● **TO DO**:
Extract the full set of records, then give each one again exactly.

Records from a collection of figures
* * *
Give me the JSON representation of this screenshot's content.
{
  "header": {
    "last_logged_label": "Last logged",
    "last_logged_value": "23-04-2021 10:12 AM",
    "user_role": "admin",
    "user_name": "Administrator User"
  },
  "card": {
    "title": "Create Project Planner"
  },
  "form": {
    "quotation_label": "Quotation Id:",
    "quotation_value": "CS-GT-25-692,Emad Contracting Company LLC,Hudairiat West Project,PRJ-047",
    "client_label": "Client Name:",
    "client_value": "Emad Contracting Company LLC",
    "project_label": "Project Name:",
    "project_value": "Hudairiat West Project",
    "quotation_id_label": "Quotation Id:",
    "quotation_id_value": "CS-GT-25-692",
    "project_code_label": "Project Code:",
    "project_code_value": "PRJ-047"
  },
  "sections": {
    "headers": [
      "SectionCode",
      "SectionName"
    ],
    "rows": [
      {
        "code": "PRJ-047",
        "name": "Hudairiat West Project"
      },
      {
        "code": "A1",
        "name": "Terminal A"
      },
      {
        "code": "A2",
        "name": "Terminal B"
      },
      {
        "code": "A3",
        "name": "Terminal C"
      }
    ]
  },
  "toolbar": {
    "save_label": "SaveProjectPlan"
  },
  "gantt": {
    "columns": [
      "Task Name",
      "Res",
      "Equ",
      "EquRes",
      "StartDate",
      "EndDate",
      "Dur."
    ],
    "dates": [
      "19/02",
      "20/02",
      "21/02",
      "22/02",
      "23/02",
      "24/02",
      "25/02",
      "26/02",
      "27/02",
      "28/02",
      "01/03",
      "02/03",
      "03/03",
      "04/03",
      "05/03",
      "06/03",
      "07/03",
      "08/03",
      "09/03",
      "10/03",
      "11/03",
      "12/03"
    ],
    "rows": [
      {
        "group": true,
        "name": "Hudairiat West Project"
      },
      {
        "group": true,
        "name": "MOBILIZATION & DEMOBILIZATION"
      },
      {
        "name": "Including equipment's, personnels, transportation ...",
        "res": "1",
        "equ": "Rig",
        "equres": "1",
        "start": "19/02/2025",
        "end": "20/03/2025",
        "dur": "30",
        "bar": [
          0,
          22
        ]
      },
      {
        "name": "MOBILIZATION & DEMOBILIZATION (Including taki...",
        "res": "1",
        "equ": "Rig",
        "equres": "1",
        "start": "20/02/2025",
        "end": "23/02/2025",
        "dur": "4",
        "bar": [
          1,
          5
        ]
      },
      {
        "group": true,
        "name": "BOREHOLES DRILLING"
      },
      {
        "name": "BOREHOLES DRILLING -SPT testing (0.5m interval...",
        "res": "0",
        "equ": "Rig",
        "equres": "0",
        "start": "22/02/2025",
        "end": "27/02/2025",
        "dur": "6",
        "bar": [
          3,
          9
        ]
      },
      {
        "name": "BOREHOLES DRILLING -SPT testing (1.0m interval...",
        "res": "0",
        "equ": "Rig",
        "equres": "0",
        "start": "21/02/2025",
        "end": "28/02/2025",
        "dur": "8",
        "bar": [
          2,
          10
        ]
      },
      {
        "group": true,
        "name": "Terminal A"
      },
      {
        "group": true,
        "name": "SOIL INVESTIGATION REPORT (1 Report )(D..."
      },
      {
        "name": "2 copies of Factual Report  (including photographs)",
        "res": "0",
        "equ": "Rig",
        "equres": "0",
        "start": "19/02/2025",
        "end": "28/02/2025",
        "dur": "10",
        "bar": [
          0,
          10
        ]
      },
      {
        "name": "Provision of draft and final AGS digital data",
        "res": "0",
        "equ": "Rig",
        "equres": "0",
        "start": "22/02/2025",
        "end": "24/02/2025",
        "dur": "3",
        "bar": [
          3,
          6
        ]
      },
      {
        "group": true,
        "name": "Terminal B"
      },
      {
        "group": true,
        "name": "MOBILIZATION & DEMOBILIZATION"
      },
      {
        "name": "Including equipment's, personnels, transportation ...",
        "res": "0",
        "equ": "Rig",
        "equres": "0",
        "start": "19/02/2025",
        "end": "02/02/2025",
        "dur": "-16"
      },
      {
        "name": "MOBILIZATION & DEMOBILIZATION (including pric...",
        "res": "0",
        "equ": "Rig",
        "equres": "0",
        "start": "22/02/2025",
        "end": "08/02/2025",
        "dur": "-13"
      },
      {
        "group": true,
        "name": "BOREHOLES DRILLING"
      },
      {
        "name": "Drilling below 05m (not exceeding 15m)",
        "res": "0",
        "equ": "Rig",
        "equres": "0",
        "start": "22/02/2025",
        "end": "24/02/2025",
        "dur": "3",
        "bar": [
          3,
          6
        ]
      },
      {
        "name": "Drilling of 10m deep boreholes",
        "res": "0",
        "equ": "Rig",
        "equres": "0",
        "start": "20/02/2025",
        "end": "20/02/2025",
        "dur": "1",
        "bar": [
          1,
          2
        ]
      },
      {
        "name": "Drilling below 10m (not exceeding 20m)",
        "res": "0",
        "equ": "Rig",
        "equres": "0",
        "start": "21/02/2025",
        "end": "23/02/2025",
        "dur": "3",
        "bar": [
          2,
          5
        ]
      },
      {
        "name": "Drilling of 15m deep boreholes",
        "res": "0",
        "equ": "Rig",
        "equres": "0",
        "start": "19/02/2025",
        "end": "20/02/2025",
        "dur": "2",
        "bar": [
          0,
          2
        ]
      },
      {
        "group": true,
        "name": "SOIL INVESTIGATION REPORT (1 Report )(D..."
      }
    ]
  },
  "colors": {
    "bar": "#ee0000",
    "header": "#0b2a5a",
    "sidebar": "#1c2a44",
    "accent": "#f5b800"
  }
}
* * *
● **RESULT OF THIS TASK**:
Give me the JSON representation of this screenshot's content.
{
  "header": {
    "last_logged_label": "Last logged",
    "last_logged_value": "23-04-2021 10:12 AM",
    "user_role": "admin",
    "user_name": "Administrator User"
  },
  "card": {
    "title": "Create Project Planner"
  },
  "form": {
    "quotation_label": "Quotation Id:",
    "quotation_value": "CS-GT-25-692,Emad Contracting Company LLC,Hudairiat West Project,PRJ-047",
    "client_label": "Client Name:",
    "client_value": "Emad Contracting Company LLC",
    "project_label": "Project Name:",
    "project_value": "Hudairiat West Project",
    "quotation_id_label": "Quotation Id:",
    "quotation_id_value": "CS-GT-25-692",
    "project_code_label": "Project Code:",
    "project_code_value": "PRJ-047"
  },
  "sections": {
    "headers": [
      "SectionCode",
      "SectionName"
    ],
    "rows": [
      {
        "code": "PRJ-047",
        "name": "Hudairiat West Project"
      },
      {
        "code": "A1",
        "name": "Terminal A"
      },
      {
        "code": "A2",
        "name": "Terminal B"
      },
      {
        "code": "A3",
        "name": "Terminal C"
      }
    ]
  },
  "toolbar": {
    "save_label": "SaveProjectPlan"
  },
  "gantt": {
    "columns": [
      "Task Name",
      "Res",
      "Equ",
      "EquRes",
      "StartDate",
      "EndDate",
      "Dur."
    ],
    "dates": [
      "19/02",
      "20/02",
      "21/02",
      "22/02",
      "23/02",
      "24/02",
      "25/02",
      "26/02",
      "27/02",
      "28/02",
      "01/03",
      "02/03",
      "03/03",
      "04/03",
      "05/03",
      "06/03",
      "07/03",
      "08/03",
      "09/03",
      "10/03",
      "11/03",
      "12/03"
    ],
    "rows": [
      {
        "group": true,
        "name": "Hudairiat West Project"
      },
      {
        "group": true,
        "name": "MOBILIZATION & DEMOBILIZATION"
      },
      {
        "name": "Including equipment's, personnels, transportation ...",
        "res": "1",
        "equ": "Rig",
        "equres": "1",
        "start": "19/02/2025",
        "end": "20/03/2025",
        "dur": "30",
        "bar": [
          0,
          22
        ]
      },
      {
        "name": "MOBILIZATION & DEMOBILIZATION (Including taki...",
        "res": "1",
        "equ": "Rig",
        "equres": "1",
        "start": "20/02/2025",
        "end": "23/02/2025",
        "dur": "4",
        "bar": [
          1,
          5
        ]
      },
      {
        "group": true,
        "name": "BOREHOLES DRILLING"
      },
      {
        "name": "BOREHOLES DRILLING -SPT testing (0.5m interval...",
        "res": "0",
        "equ": "Rig",
        "equres": "0",
        "start": "22/02/2025",
        "end": "27/02/2025",
        "dur": "6",
        "bar": [
          3,
          9
        ]
      },
      {
        "name": "BOREHOLES DRILLING -SPT testing (1.0m interval...",
        "res": "0",
        "equ": "Rig",
        "equres": "0",
        "start": "21/02/2025",
        "end": "28/02/2025",
        "dur": "8",
        "bar": [
          2,
          10
        ]
      },
      {
        "group": true,
        "name": "Terminal A"
      },
      {
        "group": true,
        "name": "SOIL INVESTIGATION REPORT (1 Report )(D..."
      },
      {
        "name": "2 copies of Factual Report  (including photographs)",
        "res": "0",
        "equ": "Rig",
        "equres": "0",
        "start": "19/02/2025",
        "end": "28/02/2025",
        "dur": "10",
        "bar": [
          0,
          10
        ]
      },
      {
        "name": "Provision of draft and final AGS digital data",
        "res": "0",
        "equ": "Rig",
        "equres": "0",
        "start": "22/02/2025",
        "end": "24/02/2025",
        "dur": "3",
        "bar": [
          3,
          6
        ]
      },
      {
        "group": true,
        "name": "Terminal B"
      },
      {
        "group": true,
        "name": "MOBILIZATION & DEMOBILIZATION"
      },
      {
        "name": "Including equipment's, personnels, transportation ...",
        "res": "0",
        "equ": "Rig",
        "equres": "0",
        "start": "19/02/2025",
        "end": "02/02/2025",
        "dur": "-16"
      },
      {
        "name": "MOBILIZATION & DEMOBILIZATION (including pric...",
        "res": "0",
        "equ": "Rig",
        "equres": "0",
        "start": "22/02/2025",
        "end": "08/02/2025",
        "dur": "-13"
      },
      {
        "group": true,
        "name": "BOREHOLES DRILLING"
      },
      {
        "name": "Drilling below 05m (not exceeding 15m)",
        "res": "0",
        "equ": "Rig",
        "equres": "0",
        "start": "22/02/2025",
        "end": "24/02/2025",
        "dur": "3",
        "bar": [
          3,
          6
        ]
      },
      {
        "name": "Drilling of 10m deep boreholes",
        "res": "0",
        "equ": "Rig",
        "equres": "0",
        "start": "20/02/2025",
        "end": "20/02/2025",
        "dur": "1",
        "bar": [
          1,
          2
        ]
      },
      {
        "name": "Drilling below 10m (not exceeding 20m)",
        "res": "0",
        "equ": "Rig",
        "equres": "0",
        "start": "21/02/2025",
        "end": "23/02/2025",
        "dur": "3",
        "bar": [
          2,
          5
        ]
      },
      {
        "name": "Drilling of 15m deep boreholes",
        "res": "0",
        "equ": "Rig",
        "equres": "0",
        "start": "19/02/2025",
        "end": "20/02/2025",
        "dur": "2",
        "bar": [
          0,
          2
        ]
      },
      {
        "group": true,
        "name": "SOIL INVESTIGATION REPORT (1 Report )(D..."
      }
    ]
  },
  "colors": {
    "bar": "#ee0000",
    "header": "#0b2a5a",
    "sidebar": "#1c2a44",
    "accent": "#f5b800"
  }
}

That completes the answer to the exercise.